Problem description: Copy out all lines carrying the word "content".

______

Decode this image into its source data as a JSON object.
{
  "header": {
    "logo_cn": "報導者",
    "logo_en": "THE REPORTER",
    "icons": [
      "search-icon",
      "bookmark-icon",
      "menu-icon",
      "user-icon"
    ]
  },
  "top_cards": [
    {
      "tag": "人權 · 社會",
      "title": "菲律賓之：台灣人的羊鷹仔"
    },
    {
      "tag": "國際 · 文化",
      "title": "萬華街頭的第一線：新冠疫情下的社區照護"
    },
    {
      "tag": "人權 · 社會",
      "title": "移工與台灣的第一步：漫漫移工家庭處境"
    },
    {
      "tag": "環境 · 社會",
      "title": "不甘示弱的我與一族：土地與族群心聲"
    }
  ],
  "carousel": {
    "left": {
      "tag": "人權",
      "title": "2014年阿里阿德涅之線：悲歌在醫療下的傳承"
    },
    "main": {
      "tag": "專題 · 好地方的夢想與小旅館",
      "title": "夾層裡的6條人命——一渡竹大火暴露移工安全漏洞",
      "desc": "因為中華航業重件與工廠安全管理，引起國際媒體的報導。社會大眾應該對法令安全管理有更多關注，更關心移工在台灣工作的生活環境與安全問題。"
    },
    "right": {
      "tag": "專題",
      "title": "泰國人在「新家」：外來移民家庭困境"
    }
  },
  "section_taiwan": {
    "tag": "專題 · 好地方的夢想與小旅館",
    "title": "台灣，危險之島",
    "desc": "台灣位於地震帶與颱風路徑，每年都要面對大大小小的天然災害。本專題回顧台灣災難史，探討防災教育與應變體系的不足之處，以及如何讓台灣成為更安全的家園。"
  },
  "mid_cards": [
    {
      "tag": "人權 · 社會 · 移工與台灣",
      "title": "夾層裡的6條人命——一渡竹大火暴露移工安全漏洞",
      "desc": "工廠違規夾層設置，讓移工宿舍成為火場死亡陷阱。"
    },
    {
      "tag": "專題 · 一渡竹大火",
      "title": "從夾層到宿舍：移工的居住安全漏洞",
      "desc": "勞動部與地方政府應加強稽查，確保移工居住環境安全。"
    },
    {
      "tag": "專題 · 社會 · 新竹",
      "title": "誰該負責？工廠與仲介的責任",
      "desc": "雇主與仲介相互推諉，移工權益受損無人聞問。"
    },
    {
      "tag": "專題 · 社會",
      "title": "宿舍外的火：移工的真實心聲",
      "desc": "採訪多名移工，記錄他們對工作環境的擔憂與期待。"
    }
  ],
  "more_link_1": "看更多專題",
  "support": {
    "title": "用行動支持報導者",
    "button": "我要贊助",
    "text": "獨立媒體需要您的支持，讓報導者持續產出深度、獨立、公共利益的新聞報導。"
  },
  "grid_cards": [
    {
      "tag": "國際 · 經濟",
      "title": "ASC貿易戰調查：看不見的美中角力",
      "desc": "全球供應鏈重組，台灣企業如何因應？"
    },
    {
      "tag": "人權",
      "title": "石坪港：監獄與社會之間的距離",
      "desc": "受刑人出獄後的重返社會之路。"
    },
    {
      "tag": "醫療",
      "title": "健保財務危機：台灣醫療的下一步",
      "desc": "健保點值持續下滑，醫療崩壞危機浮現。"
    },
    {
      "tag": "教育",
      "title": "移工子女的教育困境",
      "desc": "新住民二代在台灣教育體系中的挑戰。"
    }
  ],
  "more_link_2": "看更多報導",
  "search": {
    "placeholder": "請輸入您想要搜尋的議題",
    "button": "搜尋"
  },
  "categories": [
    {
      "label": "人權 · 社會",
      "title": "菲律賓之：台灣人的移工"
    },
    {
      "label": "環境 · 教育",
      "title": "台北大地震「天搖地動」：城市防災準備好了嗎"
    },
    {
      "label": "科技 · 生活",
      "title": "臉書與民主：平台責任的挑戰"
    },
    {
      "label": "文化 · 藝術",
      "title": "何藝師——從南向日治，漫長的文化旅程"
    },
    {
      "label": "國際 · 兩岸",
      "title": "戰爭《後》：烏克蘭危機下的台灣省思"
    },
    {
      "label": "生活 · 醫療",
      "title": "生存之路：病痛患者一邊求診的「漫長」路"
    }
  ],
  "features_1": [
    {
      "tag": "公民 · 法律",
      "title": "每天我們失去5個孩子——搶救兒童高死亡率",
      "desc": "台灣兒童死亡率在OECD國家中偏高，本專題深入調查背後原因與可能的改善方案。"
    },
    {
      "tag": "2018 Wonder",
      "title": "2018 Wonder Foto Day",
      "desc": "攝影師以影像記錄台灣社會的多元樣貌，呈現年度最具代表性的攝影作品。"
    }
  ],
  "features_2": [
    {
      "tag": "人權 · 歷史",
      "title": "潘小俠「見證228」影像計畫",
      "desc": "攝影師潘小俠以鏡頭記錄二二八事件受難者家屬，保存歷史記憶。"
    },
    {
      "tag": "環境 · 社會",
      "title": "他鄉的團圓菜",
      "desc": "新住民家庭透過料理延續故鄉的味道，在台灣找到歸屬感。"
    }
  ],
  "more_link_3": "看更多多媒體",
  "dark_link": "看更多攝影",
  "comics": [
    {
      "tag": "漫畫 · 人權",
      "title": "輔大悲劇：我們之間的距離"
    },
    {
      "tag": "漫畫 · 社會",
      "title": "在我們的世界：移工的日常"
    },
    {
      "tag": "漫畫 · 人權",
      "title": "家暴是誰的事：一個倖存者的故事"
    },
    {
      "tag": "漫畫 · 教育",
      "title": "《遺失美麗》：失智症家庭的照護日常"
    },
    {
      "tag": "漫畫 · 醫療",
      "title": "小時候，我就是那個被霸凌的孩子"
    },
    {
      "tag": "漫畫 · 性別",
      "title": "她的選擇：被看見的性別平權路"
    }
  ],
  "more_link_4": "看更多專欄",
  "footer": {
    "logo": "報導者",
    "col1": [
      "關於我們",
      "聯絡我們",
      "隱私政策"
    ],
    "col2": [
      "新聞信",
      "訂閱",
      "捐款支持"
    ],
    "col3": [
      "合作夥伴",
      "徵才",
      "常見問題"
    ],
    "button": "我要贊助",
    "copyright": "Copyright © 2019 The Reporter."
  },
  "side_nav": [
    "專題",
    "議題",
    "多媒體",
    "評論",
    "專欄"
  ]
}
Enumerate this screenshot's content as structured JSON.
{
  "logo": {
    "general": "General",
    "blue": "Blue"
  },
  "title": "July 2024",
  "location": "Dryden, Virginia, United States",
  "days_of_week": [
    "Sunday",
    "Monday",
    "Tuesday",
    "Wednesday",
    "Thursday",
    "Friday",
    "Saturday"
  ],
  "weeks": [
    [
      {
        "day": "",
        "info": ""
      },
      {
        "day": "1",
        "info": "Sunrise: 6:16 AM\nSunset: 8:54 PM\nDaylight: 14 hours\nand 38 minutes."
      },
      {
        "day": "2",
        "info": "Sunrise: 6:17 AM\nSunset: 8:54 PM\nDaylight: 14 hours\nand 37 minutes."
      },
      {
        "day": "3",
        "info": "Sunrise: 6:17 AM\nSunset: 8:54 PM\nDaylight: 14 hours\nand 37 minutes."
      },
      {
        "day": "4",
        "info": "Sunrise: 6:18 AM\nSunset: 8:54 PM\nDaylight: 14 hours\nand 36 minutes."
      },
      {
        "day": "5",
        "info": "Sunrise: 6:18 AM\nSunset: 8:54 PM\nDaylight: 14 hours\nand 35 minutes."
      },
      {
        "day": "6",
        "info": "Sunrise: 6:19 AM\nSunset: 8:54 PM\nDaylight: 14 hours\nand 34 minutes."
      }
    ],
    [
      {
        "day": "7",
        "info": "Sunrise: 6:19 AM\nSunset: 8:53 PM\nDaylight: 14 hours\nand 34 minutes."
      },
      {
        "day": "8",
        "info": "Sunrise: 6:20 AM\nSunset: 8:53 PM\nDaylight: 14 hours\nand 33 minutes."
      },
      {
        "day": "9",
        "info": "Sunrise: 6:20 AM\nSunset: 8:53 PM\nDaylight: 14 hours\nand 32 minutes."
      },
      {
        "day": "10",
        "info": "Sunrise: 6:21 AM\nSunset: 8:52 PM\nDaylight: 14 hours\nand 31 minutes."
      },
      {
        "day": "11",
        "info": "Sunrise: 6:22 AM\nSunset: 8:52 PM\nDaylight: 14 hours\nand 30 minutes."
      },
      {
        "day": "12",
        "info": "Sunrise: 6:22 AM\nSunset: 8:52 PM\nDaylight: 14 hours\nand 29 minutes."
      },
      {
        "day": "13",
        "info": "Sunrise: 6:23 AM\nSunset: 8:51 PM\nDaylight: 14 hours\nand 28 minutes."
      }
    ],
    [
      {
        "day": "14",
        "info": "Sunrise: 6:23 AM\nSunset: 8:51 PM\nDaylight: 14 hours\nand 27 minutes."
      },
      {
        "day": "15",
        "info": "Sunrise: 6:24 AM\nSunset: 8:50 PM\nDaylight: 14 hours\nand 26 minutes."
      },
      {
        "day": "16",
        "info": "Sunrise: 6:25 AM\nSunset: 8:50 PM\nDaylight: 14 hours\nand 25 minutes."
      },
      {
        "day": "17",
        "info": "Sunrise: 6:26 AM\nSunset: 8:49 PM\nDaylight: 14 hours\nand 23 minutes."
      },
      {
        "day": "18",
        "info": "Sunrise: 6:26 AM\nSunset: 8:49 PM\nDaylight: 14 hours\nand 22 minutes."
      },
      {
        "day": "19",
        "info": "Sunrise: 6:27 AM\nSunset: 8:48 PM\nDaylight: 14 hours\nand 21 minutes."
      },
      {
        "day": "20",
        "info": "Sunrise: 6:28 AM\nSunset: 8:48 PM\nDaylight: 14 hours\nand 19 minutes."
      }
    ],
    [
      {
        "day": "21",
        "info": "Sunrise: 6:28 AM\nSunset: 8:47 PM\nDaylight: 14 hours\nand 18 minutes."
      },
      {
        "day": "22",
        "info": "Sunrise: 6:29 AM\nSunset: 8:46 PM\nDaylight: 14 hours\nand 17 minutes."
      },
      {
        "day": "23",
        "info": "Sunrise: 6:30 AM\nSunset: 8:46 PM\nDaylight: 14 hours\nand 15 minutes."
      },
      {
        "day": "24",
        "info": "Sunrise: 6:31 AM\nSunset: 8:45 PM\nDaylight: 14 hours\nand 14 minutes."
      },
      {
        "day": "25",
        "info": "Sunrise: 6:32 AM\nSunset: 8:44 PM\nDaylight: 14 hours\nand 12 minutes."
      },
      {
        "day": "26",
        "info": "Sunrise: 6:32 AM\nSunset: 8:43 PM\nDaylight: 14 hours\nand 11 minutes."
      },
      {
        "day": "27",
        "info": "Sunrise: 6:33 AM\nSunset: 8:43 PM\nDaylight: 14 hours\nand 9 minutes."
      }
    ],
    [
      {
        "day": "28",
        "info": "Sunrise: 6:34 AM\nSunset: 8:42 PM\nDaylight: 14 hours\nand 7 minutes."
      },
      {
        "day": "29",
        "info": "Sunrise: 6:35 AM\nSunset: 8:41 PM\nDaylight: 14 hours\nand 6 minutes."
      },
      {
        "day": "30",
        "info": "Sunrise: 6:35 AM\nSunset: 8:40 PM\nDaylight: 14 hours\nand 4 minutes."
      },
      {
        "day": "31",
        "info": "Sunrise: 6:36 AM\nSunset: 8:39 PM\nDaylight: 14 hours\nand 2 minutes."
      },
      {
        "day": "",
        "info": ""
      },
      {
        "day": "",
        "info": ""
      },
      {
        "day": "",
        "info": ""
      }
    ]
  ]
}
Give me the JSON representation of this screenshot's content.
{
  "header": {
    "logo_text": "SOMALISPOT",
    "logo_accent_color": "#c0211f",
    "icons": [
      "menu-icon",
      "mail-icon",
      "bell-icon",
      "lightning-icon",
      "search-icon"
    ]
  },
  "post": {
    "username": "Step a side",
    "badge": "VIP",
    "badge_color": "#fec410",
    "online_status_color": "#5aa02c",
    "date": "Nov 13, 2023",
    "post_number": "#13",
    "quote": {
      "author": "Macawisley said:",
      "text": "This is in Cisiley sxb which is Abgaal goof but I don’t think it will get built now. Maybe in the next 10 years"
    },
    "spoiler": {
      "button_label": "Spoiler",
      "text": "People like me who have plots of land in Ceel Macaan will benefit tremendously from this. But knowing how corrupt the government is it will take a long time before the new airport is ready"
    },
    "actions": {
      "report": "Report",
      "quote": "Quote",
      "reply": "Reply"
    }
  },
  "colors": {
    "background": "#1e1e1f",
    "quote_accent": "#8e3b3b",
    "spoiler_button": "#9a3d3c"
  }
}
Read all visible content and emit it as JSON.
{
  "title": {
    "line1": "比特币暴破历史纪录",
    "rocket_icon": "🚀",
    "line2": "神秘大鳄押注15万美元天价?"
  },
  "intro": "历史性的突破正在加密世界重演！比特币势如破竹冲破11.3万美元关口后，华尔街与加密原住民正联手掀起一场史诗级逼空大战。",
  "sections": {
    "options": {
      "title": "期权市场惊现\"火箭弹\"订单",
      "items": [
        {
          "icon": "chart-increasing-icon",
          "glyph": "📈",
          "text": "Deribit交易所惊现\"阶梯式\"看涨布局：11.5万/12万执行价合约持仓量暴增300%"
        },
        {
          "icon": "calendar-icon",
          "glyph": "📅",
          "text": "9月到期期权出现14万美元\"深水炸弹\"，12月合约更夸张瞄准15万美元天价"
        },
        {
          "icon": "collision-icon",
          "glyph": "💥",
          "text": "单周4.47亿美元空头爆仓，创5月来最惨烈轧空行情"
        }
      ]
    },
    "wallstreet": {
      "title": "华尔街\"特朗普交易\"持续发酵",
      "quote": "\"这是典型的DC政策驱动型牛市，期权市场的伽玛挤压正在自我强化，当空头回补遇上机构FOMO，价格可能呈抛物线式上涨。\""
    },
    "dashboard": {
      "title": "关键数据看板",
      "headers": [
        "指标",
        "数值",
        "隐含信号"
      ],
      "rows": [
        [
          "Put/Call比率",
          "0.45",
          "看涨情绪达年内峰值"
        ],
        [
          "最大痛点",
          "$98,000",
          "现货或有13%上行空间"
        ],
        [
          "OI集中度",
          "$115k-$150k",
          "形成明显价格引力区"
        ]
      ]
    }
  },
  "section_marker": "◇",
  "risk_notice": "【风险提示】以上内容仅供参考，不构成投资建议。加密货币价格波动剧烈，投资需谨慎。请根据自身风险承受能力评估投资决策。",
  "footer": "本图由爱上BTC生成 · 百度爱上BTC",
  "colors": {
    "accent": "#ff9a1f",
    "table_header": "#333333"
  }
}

______

Solution below:
Enumerate this screenshot's content as structured JSON.
Give me the JSON representation of this screenshot's content.
Read all visible content and emit it as JSON.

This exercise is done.